Items from a figure collection
::::::::

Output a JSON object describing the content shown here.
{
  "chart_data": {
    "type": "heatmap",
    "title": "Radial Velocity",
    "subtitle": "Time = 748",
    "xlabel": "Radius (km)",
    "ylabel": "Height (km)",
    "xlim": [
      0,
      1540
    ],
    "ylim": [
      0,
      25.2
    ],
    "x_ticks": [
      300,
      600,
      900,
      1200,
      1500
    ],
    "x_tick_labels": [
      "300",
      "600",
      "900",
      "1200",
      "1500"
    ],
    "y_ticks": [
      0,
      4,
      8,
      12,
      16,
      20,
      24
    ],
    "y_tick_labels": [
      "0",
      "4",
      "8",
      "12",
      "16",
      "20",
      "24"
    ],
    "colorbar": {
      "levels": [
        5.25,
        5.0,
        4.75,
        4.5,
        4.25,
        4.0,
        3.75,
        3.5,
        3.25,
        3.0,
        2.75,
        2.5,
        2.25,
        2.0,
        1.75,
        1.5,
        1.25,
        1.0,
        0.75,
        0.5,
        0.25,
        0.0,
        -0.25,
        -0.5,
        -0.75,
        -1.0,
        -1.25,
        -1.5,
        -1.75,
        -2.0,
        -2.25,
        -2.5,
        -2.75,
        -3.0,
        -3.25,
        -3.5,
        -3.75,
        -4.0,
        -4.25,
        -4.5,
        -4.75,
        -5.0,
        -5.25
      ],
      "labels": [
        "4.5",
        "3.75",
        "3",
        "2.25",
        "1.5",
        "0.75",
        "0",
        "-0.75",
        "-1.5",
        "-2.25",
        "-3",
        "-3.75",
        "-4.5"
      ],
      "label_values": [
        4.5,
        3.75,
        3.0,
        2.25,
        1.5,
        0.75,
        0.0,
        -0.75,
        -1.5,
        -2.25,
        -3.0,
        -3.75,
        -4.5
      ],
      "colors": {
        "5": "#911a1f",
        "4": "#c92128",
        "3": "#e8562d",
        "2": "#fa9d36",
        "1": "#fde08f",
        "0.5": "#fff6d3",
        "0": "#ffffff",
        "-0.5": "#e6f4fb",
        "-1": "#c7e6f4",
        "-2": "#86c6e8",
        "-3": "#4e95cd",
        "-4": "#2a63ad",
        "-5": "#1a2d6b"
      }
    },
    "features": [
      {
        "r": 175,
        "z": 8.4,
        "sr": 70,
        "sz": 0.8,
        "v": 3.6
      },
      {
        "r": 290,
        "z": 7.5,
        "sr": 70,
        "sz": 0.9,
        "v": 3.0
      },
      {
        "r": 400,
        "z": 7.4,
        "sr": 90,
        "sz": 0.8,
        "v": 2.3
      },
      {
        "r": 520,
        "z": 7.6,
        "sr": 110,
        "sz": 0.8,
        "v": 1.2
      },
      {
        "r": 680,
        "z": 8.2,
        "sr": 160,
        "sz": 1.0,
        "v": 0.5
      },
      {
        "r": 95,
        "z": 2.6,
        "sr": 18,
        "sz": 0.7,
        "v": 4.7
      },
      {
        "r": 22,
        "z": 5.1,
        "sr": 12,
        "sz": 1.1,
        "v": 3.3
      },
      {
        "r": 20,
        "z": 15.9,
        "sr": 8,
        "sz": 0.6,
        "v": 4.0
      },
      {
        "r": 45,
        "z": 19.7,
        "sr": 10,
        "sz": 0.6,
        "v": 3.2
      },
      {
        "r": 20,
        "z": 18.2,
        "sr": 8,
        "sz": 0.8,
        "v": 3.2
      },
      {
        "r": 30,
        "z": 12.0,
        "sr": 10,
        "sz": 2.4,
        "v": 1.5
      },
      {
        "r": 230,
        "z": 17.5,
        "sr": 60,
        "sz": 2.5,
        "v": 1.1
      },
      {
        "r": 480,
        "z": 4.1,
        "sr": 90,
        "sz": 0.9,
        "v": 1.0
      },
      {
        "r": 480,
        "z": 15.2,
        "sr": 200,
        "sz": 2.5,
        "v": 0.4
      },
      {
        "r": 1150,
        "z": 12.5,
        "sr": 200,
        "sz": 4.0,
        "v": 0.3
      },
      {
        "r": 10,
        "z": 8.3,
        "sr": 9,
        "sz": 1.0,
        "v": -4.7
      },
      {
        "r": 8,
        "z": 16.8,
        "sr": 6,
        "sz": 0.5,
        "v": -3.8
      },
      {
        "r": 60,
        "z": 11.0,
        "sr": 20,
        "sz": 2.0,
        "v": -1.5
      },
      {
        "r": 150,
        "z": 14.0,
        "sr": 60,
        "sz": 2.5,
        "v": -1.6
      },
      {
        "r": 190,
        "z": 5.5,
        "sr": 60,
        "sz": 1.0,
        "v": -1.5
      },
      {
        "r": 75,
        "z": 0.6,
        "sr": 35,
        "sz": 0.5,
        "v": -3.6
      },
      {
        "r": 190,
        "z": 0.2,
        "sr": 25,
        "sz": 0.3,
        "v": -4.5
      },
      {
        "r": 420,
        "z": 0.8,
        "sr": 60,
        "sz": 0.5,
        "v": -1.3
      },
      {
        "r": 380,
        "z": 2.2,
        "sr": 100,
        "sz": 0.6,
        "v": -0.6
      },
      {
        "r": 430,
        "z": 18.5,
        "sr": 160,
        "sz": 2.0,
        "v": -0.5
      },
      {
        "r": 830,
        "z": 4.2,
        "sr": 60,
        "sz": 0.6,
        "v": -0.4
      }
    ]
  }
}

::::::::

* [Exercise prompt]: Produce an exact copy of all the records.

* [Task solution]:
Output a JSON object describing the content shown here.
{
  "chart_data": {
    "type": "heatmap",
    "title": "Radial Velocity",
    "subtitle": "Time = 748",
    "xlabel": "Radius (km)",
    "ylabel": "Height (km)",
    "xlim": [
      0,
      1540
    ],
    "ylim": [
      0,
      25.2
    ],
    "x_ticks": [
      300,
      600,
      900,
      1200,
      1500
    ],
    "x_tick_labels": [
      "300",
      "600",
      "900",
      "1200",
      "1500"
    ],
    "y_ticks": [
      0,
      4,
      8,
      12,
      16,
      20,
      24
    ],
    "y_tick_labels": [
      "0",
      "4",
      "8",
      "12",
      "16",
      "20",
      "24"
    ],
    "colorbar": {
      "levels": [
        5.25,
        5.0,
        4.75,
        4.5,
        4.25,
        4.0,
        3.75,
        3.5,
        3.25,
        3.0,
        2.75,
        2.5,
        2.25,
        2.0,
        1.75,
        1.5,
        1.25,
        1.0,
        0.75,
        0.5,
        0.25,
        0.0,
        -0.25,
        -0.5,
        -0.75,
        -1.0,
        -1.25,
        -1.5,
        -1.75,
        -2.0,
        -2.25,
        -2.5,
        -2.75,
        -3.0,
        -3.25,
        -3.5,
        -3.75,
        -4.0,
        -4.25,
        -4.5,
        -4.75,
        -5.0,
        -5.25
      ],
      "labels": [
        "4.5",
        "3.75",
        "3",
        "2.25",
        "1.5",
        "0.75",
        "0",
        "-0.75",
        "-1.5",
        "-2.25",
        "-3",
        "-3.75",
        "-4.5"
      ],
      "label_values": [
        4.5,
        3.75,
        3.0,
        2.25,
        1.5,
        0.75,
        0.0,
        -0.75,
        -1.5,
        -2.25,
        -3.0,
        -3.75,
        -4.5
      ],
      "colors": {
        "5": "#911a1f",
        "4": "#c92128",
        "3": "#e8562d",
        "2": "#fa9d36",
        "1": "#fde08f",
        "0.5": "#fff6d3",
        "0": "#ffffff",
        "-0.5": "#e6f4fb",
        "-1": "#c7e6f4",
        "-2": "#86c6e8",
        "-3": "#4e95cd",
        "-4": "#2a63ad",
        "-5": "#1a2d6b"
      }
    },
    "features": [
      {
        "r": 175,
        "z": 8.4,
        "sr": 70,
        "sz": 0.8,
        "v": 3.6
      },
      {
        "r": 290,
        "z": 7.5,
        "sr": 70,
        "sz": 0.9,
        "v": 3.0
      },
      {
        "r": 400,
        "z": 7.4,
        "sr": 90,
        "sz": 0.8,
        "v": 2.3
      },
      {
        "r": 520,
        "z": 7.6,
        "sr": 110,
        "sz": 0.8,
        "v": 1.2
      },
      {
        "r": 680,
        "z": 8.2,
        "sr": 160,
        "sz": 1.0,
        "v": 0.5
      },
      {
        "r": 95,
        "z": 2.6,
        "sr": 18,
        "sz": 0.7,
        "v": 4.7
      },
      {
        "r": 22,
        "z": 5.1,
        "sr": 12,
        "sz": 1.1,
        "v": 3.3
      },
      {
        "r": 20,
        "z": 15.9,
        "sr": 8,
        "sz": 0.6,
        "v": 4.0
      },
      {
        "r": 45,
        "z": 19.7,
        "sr": 10,
        "sz": 0.6,
        "v": 3.2
      },
      {
        "r": 20,
        "z": 18.2,
        "sr": 8,
        "sz": 0.8,
        "v": 3.2
      },
      {
        "r": 30,
        "z": 12.0,
        "sr": 10,
        "sz": 2.4,
        "v": 1.5
      },
      {
        "r": 230,
        "z": 17.5,
        "sr": 60,
        "sz": 2.5,
        "v": 1.1
      },
      {
        "r": 480,
        "z": 4.1,
        "sr": 90,
        "sz": 0.9,
        "v": 1.0
      },
      {
        "r": 480,
        "z": 15.2,
        "sr": 200,
        "sz": 2.5,
        "v": 0.4
      },
      {
        "r": 1150,
        "z": 12.5,
        "sr": 200,
        "sz": 4.0,
        "v": 0.3
      },
      {
        "r": 10,
        "z": 8.3,
        "sr": 9,
        "sz": 1.0,
        "v": -4.7
      },
      {
        "r": 8,
        "z": 16.8,
        "sr": 6,
        "sz": 0.5,
        "v": -3.8
      },
      {
        "r": 60,
        "z": 11.0,
        "sr": 20,
        "sz": 2.0,
        "v": -1.5
      },
      {
        "r": 150,
        "z": 14.0,
        "sr": 60,
        "sz": 2.5,
        "v": -1.6
      },
      {
        "r": 190,
        "z": 5.5,
        "sr": 60,
        "sz": 1.0,
        "v": -1.5
      },
      {
        "r": 75,
        "z": 0.6,
        "sr": 35,
        "sz": 0.5,
        "v": -3.6
      },
      {
        "r": 190,
        "z": 0.2,
        "sr": 25,
        "sz": 0.3,
        "v": -4.5
      },
      {
        "r": 420,
        "z": 0.8,
        "sr": 60,
        "sz": 0.5,
        "v": -1.3
      },
      {
        "r": 380,
        "z": 2.2,
        "sr": 100,
        "sz": 0.6,
        "v": -0.6
      },
      {
        "r": 430,
        "z": 18.5,
        "sr": 160,
        "sz": 2.0,
        "v": -0.5
      },
      {
        "r": 830,
        "z": 4.2,
        "sr": 60,
        "sz": 0.6,
        "v": -0.4
      }
    ]
  }
}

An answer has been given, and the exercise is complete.